*Given entries*
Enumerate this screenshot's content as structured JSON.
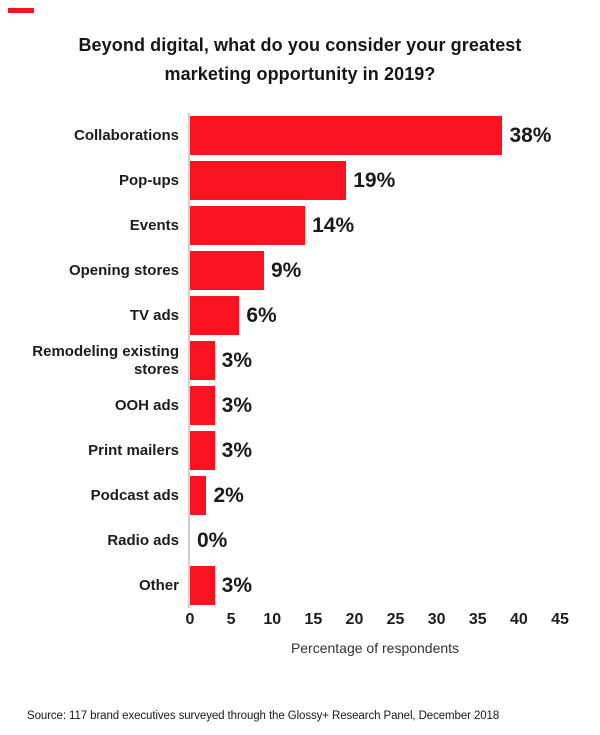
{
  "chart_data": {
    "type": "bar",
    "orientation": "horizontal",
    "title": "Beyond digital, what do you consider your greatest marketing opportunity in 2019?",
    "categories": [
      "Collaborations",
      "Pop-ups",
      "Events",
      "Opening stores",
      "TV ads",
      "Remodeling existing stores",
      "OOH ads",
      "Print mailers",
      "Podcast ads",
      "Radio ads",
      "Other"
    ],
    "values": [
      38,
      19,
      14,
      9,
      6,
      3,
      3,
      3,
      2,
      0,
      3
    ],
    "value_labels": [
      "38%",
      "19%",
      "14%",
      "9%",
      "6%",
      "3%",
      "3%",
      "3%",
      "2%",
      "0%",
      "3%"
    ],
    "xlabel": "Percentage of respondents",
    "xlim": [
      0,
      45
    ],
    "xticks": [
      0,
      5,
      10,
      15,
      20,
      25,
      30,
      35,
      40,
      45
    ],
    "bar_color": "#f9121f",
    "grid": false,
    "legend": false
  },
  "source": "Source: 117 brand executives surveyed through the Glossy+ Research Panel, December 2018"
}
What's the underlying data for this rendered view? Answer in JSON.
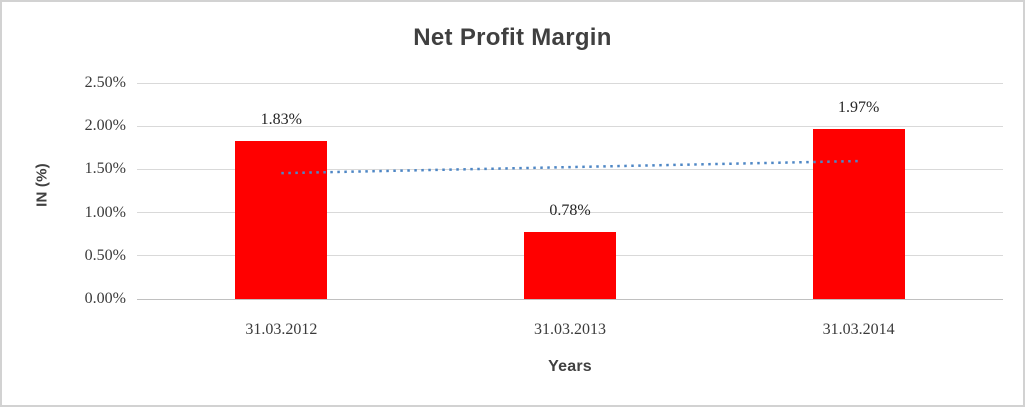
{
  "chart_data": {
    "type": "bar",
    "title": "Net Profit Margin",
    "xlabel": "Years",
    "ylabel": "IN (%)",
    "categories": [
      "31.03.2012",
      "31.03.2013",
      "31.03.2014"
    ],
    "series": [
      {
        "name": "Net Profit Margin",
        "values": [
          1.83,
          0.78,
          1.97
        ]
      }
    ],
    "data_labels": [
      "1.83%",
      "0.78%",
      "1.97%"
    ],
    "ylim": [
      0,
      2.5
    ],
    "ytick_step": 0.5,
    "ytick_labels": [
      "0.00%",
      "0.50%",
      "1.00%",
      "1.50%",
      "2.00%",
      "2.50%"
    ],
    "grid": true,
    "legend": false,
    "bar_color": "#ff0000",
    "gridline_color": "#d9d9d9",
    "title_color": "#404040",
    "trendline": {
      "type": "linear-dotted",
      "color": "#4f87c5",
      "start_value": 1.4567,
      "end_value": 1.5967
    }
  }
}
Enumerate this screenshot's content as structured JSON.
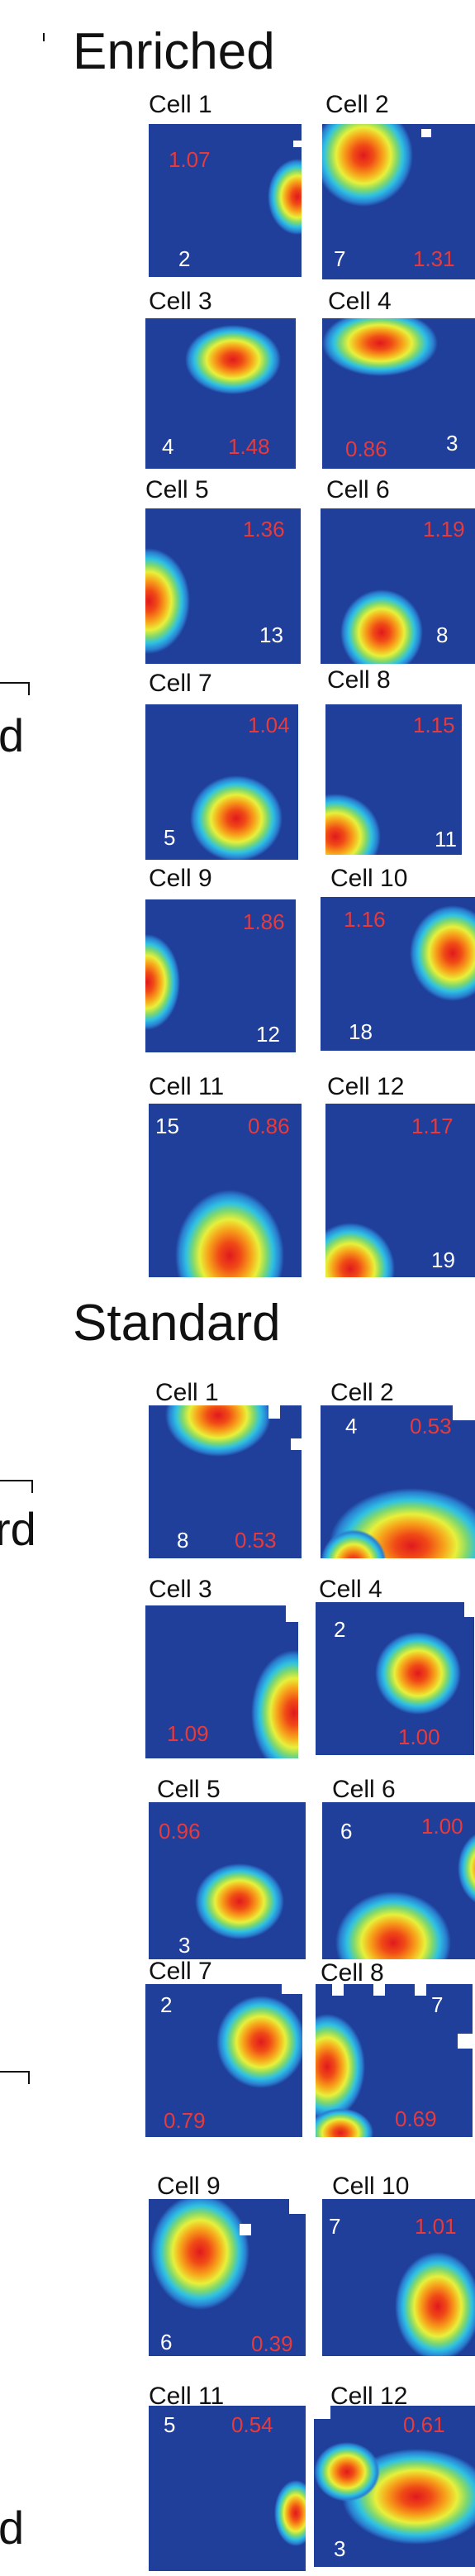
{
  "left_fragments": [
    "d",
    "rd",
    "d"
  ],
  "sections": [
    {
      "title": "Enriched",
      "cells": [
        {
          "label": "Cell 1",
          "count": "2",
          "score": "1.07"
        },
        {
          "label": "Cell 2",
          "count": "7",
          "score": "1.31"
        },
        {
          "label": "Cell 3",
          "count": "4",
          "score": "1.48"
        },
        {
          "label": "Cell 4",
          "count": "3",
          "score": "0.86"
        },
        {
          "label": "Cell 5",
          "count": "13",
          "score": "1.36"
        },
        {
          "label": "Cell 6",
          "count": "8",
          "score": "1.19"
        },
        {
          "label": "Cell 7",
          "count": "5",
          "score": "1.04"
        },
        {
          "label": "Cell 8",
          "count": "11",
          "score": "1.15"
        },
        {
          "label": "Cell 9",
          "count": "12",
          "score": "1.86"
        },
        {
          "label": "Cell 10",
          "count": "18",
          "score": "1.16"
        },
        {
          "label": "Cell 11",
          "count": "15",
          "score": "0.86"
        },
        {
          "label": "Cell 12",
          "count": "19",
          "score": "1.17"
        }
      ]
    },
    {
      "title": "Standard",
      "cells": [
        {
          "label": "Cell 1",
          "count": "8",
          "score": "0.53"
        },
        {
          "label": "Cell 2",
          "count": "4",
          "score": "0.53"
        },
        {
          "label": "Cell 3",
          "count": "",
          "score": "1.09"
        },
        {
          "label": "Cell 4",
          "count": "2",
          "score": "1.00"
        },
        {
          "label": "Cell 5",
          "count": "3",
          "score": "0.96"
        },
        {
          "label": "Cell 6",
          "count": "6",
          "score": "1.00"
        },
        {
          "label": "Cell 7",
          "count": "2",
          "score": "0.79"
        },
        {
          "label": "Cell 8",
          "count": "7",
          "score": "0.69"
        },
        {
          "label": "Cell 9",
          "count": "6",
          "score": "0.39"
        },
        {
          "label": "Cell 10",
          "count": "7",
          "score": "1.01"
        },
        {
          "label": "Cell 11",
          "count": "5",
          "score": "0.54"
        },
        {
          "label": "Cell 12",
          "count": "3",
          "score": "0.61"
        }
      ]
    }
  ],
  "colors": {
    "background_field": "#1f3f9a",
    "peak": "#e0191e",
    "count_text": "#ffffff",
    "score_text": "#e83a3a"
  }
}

*Work to be completed*
Reproduce the material above in full and without alteration, but skip all pictures.

*Solution for this task*
Enumerate this screenshot's content as structured JSON.
{
  "chart_data": {
    "type": "bar",
    "orientation": "horizontal",
    "title": "Beyond digital, what do you consider your greatest marketing opportunity in 2019?",
    "categories": [
      "Collaborations",
      "Pop-ups",
      "Events",
      "Opening stores",
      "TV ads",
      "Remodeling existing stores",
      "OOH ads",
      "Print mailers",
      "Podcast ads",
      "Radio ads",
      "Other"
    ],
    "values": [
      38,
      19,
      14,
      9,
      6,
      3,
      3,
      3,
      2,
      0,
      3
    ],
    "value_labels": [
      "38%",
      "19%",
      "14%",
      "9%",
      "6%",
      "3%",
      "3%",
      "3%",
      "2%",
      "0%",
      "3%"
    ],
    "xlabel": "Percentage of respondents",
    "xlim": [
      0,
      45
    ],
    "xticks": [
      0,
      5,
      10,
      15,
      20,
      25,
      30,
      35,
      40,
      45
    ],
    "bar_color": "#f9121f",
    "grid": false,
    "legend": false
  },
  "source": "Source: 117 brand executives surveyed through the Glossy+ Research Panel, December 2018"
}
What's the underlying data for this rendered view? Answer in JSON.
{
  "chart_data": {
    "type": "bar",
    "title": "Net Profit Margin",
    "xlabel": "Years",
    "ylabel": "IN (%)",
    "categories": [
      "31.03.2012",
      "31.03.2013",
      "31.03.2014"
    ],
    "series": [
      {
        "name": "Net Profit Margin",
        "values": [
          1.83,
          0.78,
          1.97
        ]
      }
    ],
    "data_labels": [
      "1.83%",
      "0.78%",
      "1.97%"
    ],
    "ylim": [
      0,
      2.5
    ],
    "ytick_step": 0.5,
    "ytick_labels": [
      "0.00%",
      "0.50%",
      "1.00%",
      "1.50%",
      "2.00%",
      "2.50%"
    ],
    "grid": true,
    "legend": false,
    "bar_color": "#ff0000",
    "gridline_color": "#d9d9d9",
    "title_color": "#404040",
    "trendline": {
      "type": "linear-dotted",
      "color": "#4f87c5",
      "start_value": 1.4567,
      "end_value": 1.5967
    }
  }
}
Enumerate this screenshot's content as structured JSON.
{
  "left_fragments": [
    "d",
    "rd",
    "d"
  ],
  "sections": [
    {
      "title": "Enriched",
      "cells": [
        {
          "label": "Cell 1",
          "count": "2",
          "score": "1.07"
        },
        {
          "label": "Cell 2",
          "count": "7",
          "score": "1.31"
        },
        {
          "label": "Cell 3",
          "count": "4",
          "score": "1.48"
        },
        {
          "label": "Cell 4",
          "count": "3",
          "score": "0.86"
        },
        {
          "label": "Cell 5",
          "count": "13",
          "score": "1.36"
        },
        {
          "label": "Cell 6",
          "count": "8",
          "score": "1.19"
        },
        {
          "label": "Cell 7",
          "count": "5",
          "score": "1.04"
        },
        {
          "label": "Cell 8",
          "count": "11",
          "score": "1.15"
        },
        {
          "label": "Cell 9",
          "count": "12",
          "score": "1.86"
        },
        {
          "label": "Cell 10",
          "count": "18",
          "score": "1.16"
        },
        {
          "label": "Cell 11",
          "count": "15",
          "score": "0.86"
        },
        {
          "label": "Cell 12",
          "count": "19",
          "score": "1.17"
        }
      ]
    },
    {
      "title": "Standard",
      "cells": [
        {
          "label": "Cell 1",
          "count": "8",
          "score": "0.53"
        },
        {
          "label": "Cell 2",
          "count": "4",
          "score": "0.53"
        },
        {
          "label": "Cell 3",
          "count": "",
          "score": "1.09"
        },
        {
          "label": "Cell 4",
          "count": "2",
          "score": "1.00"
        },
        {
          "label": "Cell 5",
          "count": "3",
          "score": "0.96"
        },
        {
          "label": "Cell 6",
          "count": "6",
          "score": "1.00"
        },
        {
          "label": "Cell 7",
          "count": "2",
          "score": "0.79"
        },
        {
          "label": "Cell 8",
          "count": "7",
          "score": "0.69"
        },
        {
          "label": "Cell 9",
          "count": "6",
          "score": "0.39"
        },
        {
          "label": "Cell 10",
          "count": "7",
          "score": "1.01"
        },
        {
          "label": "Cell 11",
          "count": "5",
          "score": "0.54"
        },
        {
          "label": "Cell 12",
          "count": "3",
          "score": "0.61"
        }
      ]
    }
  ],
  "colors": {
    "background_field": "#1f3f9a",
    "peak": "#e0191e",
    "count_text": "#ffffff",
    "score_text": "#e83a3a"
  }
}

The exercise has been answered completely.